● Short task a:
Reproduce the passage of the sorting article between "In this article" and "than classical methods.", inclusive, with "classical methods" changed to "traditional methods".

In the 1960's a number of new and efficient methods for sorting records stored in the main memory of a digital computer were developed: Merge sort, Heap sort, and QuickSort ran rings about their older competitors, such as Insertion and Bubble sort. They were so much better than older methods that they appeared to work instantaneously, they were free, and they became widely implemented on most computers. Since that time, relatively little effort has gone into developing new methods for sorting, and numerous books and articles have been written based on the mistaken implicit assumption that the problem had been solved as well as possible, for all time. A few people working on arcane real-time systems found their sorting performance to be unpredictable, dependent on the original order of the data (running QuickSort, normally the fastest of the group, on an already sorted list can be several times as slow as sorting a randomly ordered list), and they continued research to reduce the number of times data was moved around in the process. The instability of some algorithms was also an annoyance: records with equal keys frequently were switched during sorting.
In this article we will examine ABCsort, a different, revolutionary approach to internal sorting that is both faster than classical methods and also amenable to Field Programmable Gate Array (FPGA) and Application Specific Integrated Circuit (ASIC) implementations, where it is a lot faster than classical methods.
Most classical internal sorting methods are based on what is called the "comparison model" of computing. This is a model framework for the design and implementation of algorithms that is based on the comparison of data items as a driving methodology. Everything from Bubble-sort to HeapSort to QuickSort are designed on the basis of this model, and algorithms based on sorting, such as Median Filters and Convex Hull algorithms, can fall into the comparison model. As we shall see, this is not the only model of algorithm design, nor is it the best in all cases. Academically, the comparison model has been useful because it encourages extensive performance analysis, especially worst-case analysis, of the algorithms. However, the limiting performance of this class of algorithms is the theoretical O(NlogN) lower limit on sorting using comparisons.

● Records for this task:
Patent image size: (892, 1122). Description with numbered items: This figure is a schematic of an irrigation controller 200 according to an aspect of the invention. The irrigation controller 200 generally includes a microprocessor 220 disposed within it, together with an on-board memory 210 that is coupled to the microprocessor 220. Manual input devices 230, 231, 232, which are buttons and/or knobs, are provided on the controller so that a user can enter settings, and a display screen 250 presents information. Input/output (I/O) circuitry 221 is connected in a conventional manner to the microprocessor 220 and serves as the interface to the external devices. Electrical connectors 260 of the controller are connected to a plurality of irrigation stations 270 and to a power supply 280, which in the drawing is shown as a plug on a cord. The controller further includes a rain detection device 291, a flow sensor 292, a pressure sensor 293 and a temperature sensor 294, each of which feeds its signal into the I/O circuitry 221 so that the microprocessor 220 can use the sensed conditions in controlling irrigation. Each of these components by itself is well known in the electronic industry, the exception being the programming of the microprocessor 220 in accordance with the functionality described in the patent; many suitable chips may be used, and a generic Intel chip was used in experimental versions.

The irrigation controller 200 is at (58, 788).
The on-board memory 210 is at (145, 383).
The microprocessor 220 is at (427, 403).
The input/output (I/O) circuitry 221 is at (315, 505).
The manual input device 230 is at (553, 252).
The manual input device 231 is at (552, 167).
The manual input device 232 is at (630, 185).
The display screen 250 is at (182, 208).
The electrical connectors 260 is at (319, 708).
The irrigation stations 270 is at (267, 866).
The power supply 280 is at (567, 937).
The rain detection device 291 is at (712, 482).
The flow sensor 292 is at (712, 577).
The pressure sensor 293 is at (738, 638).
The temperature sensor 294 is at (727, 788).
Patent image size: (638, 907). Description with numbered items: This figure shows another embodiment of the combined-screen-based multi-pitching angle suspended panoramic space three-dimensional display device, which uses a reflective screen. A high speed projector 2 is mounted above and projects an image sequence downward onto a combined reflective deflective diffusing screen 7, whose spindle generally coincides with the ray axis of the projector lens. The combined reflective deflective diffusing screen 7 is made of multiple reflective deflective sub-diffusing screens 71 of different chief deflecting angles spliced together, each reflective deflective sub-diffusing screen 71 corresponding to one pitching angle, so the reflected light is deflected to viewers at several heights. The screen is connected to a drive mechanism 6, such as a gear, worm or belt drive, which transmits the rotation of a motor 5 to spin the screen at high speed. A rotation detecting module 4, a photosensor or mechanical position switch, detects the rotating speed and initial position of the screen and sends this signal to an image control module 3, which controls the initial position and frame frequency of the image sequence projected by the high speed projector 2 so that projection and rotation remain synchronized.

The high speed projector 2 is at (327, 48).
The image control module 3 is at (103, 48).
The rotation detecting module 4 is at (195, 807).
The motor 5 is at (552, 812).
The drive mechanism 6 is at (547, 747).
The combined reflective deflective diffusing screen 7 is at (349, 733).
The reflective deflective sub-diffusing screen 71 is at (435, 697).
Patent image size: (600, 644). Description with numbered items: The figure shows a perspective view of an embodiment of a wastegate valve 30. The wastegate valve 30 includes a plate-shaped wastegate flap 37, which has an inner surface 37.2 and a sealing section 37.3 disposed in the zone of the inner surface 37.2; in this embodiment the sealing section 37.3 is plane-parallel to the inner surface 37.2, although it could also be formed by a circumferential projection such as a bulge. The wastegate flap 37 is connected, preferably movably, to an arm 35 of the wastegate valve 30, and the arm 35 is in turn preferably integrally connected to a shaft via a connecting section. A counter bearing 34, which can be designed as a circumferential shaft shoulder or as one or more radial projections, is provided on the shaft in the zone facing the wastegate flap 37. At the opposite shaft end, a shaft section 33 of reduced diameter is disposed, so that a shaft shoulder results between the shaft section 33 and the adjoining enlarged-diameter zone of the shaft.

● Short task b:
Copy the records exactly, between the lines holding "Patent image size: (638, 907)." and "The drive mechanism 6 is at (547, 747).", inclusive.

● Correct answer a:
In this article we will examine ABCsort, a different, revolutionary approach to internal sorting that is both faster than traditional methods and also amenable to Field Programmable Gate Array (FPGA) and Application Specific Integrated Circuit (ASIC) implementations, where it is a lot faster than traditional methods.

● Correct answer b:
Patent image size: (638, 907). Description with numbered items: This figure shows another embodiment of the combined-screen-based multi-pitching angle suspended panoramic space three-dimensional display device, which uses a reflective screen. A high speed projector 2 is mounted above and projects an image sequence downward onto a combined reflective deflective diffusing screen 7, whose spindle generally coincides with the ray axis of the projector lens. The combined reflective deflective diffusing screen 7 is made of multiple reflective deflective sub-diffusing screens 71 of different chief deflecting angles spliced together, each reflective deflective sub-diffusing screen 71 corresponding to one pitching angle, so the reflected light is deflected to viewers at several heights. The screen is connected to a drive mechanism 6, such as a gear, worm or belt drive, which transmits the rotation of a motor 5 to spin the screen at high speed. A rotation detecting module 4, a photosensor or mechanical position switch, detects the rotating speed and initial position of the screen and sends this signal to an image control module 3, which controls the initial position and frame frequency of the image sequence projected by the high speed projector 2 so that projection and rotation remain synchronized.

The high speed projector 2 is at (327, 48).
The image control module 3 is at (103, 48).
The rotation detecting module 4 is at (195, 807).
The motor 5 is at (552, 812).
The drive mechanism 6 is at (547, 747).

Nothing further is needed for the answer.